● What you should do
Without the pictures, repeat the listing character for character.

------------------------------------

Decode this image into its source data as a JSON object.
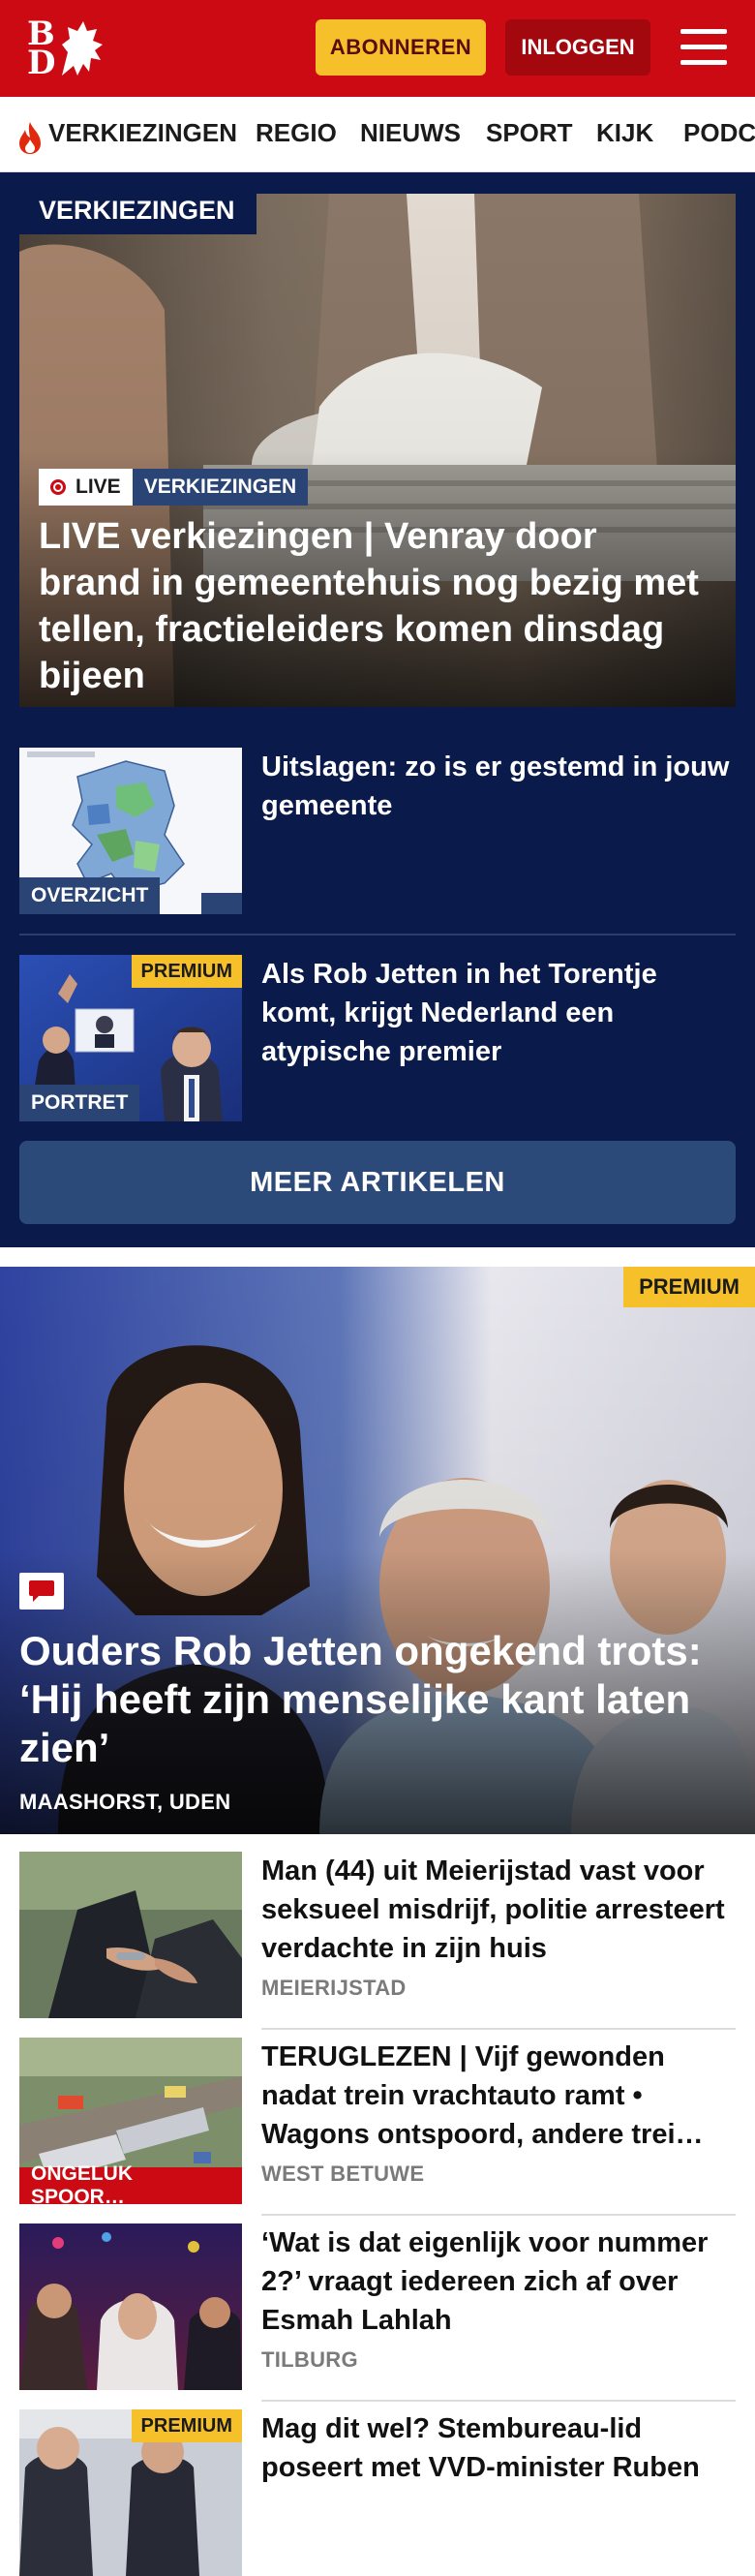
{
  "brand": {
    "logo_top": "B",
    "logo_bottom": "D",
    "accent": "#cc0a13",
    "navy": "#0a1a4a"
  },
  "header": {
    "subscribe_label": "ABONNEREN",
    "login_label": "INLOGGEN",
    "menu_icon": "hamburger-icon"
  },
  "nav": {
    "items": [
      "VERKIEZINGEN",
      "REGIO",
      "NIEUWS",
      "SPORT",
      "KIJK",
      "PODCASTS"
    ],
    "active_icon": "flame-icon"
  },
  "election": {
    "section_tag": "VERKIEZINGEN",
    "hero": {
      "live_label": "LIVE",
      "category": "VERKIEZINGEN",
      "title": "LIVE verkiezingen | Venray door brand in gemeentehuis nog bezig met tellen, fractieleiders komen dinsdag bijeen"
    },
    "articles": [
      {
        "label": "OVERZICHT",
        "title": "Uitslagen: zo is er gestemd in jouw gemeente",
        "premium": ""
      },
      {
        "label": "PORTRET",
        "title": "Als Rob Jetten in het Torentje komt, krijgt Nederland een atypische premier",
        "premium": "PREMIUM"
      }
    ],
    "more_label": "MEER ARTIKELEN"
  },
  "feature": {
    "premium": "PREMIUM",
    "title": "Ouders Rob Jetten ongekend trots: ‘Hij heeft zijn menselijke kant laten zien’",
    "location": "MAASHORST, UDEN"
  },
  "news": [
    {
      "title": "Man (44) uit Meierijstad vast voor seksueel misdrijf, politie arresteert verdachte in zijn huis",
      "location": "MEIERIJSTAD",
      "label": "",
      "premium": ""
    },
    {
      "title": "TERUGLEZEN | Vijf gewonden nadat trein vrachtauto ramt • Wagons ontspoord, andere trei…",
      "location": "WEST BETUWE",
      "label": "ONGELUK SPOOR…",
      "premium": ""
    },
    {
      "title": "‘Wat is dat eigenlijk voor nummer 2?’ vraagt iedereen zich af over Esmah Lahlah",
      "location": "TILBURG",
      "label": "",
      "premium": ""
    },
    {
      "title": "Mag dit wel? Stembureau-lid poseert met VVD-minister Ruben",
      "location": "",
      "label": "",
      "premium": "PREMIUM"
    }
  ]
}
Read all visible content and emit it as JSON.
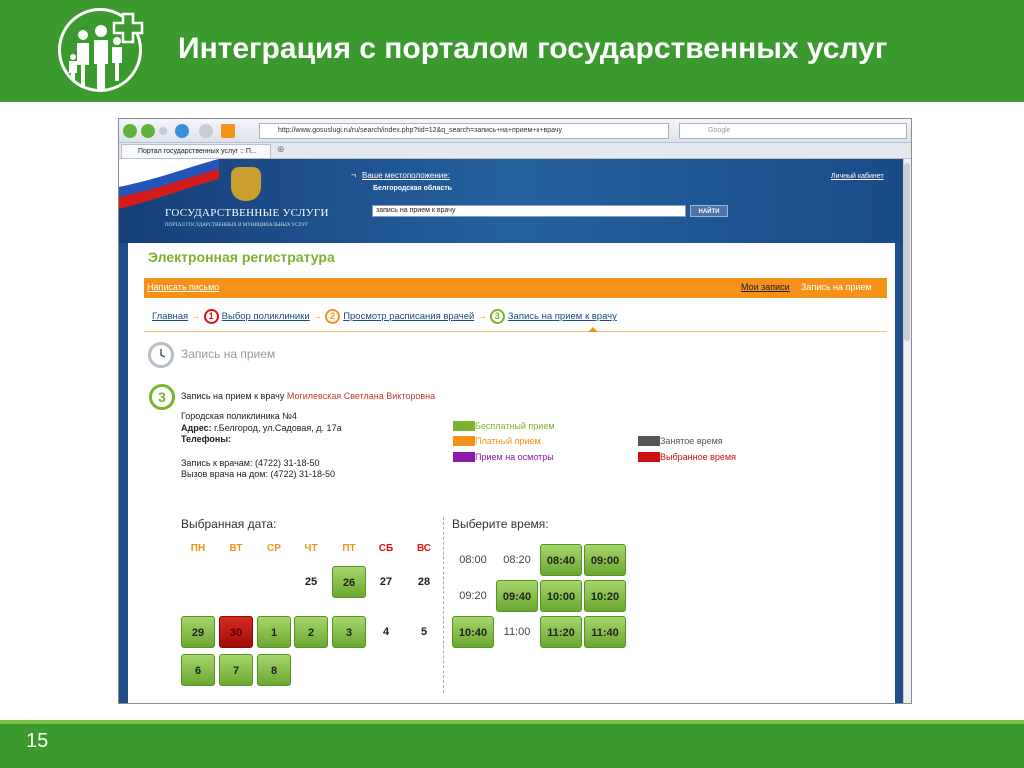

------------------------------------

● The answer
Decode this image into its source data as a JSON object.
{
  "brand": {
    "logo_top": "B",
    "logo_bottom": "D",
    "accent": "#cc0a13",
    "navy": "#0a1a4a"
  },
  "header": {
    "subscribe_label": "ABONNEREN",
    "login_label": "INLOGGEN",
    "menu_icon": "hamburger-icon"
  },
  "nav": {
    "items": [
      "VERKIEZINGEN",
      "REGIO",
      "NIEUWS",
      "SPORT",
      "KIJK",
      "PODCASTS"
    ],
    "active_icon": "flame-icon"
  },
  "election": {
    "section_tag": "VERKIEZINGEN",
    "hero": {
      "live_label": "LIVE",
      "category": "VERKIEZINGEN",
      "title": "LIVE verkiezingen | Venray door brand in gemeentehuis nog bezig met tellen, fractieleiders komen dinsdag bijeen"
    },
    "articles": [
      {
        "label": "OVERZICHT",
        "title": "Uitslagen: zo is er gestemd in jouw gemeente",
        "premium": ""
      },
      {
        "label": "PORTRET",
        "title": "Als Rob Jetten in het Torentje komt, krijgt Nederland een atypische premier",
        "premium": "PREMIUM"
      }
    ],
    "more_label": "MEER ARTIKELEN"
  },
  "feature": {
    "premium": "PREMIUM",
    "title": "Ouders Rob Jetten ongekend trots: ‘Hij heeft zijn menselijke kant laten zien’",
    "location": "MAASHORST, UDEN"
  },
  "news": [
    {
      "title": "Man (44) uit Meierijstad vast voor seksueel misdrijf, politie arresteert verdachte in zijn huis",
      "location": "MEIERIJSTAD",
      "label": "",
      "premium": ""
    },
    {
      "title": "TERUGLEZEN | Vijf gewonden nadat trein vrachtauto ramt • Wagons ontspoord, andere trei…",
      "location": "WEST BETUWE",
      "label": "ONGELUK SPOOR…",
      "premium": ""
    },
    {
      "title": "‘Wat is dat eigenlijk voor nummer 2?’ vraagt iedereen zich af over Esmah Lahlah",
      "location": "TILBURG",
      "label": "",
      "premium": ""
    },
    {
      "title": "Mag dit wel? Stembureau-lid poseert met VVD-minister Ruben",
      "location": "",
      "label": "",
      "premium": "PREMIUM"
    }
  ]
}
Read all visible content and emit it as JSON.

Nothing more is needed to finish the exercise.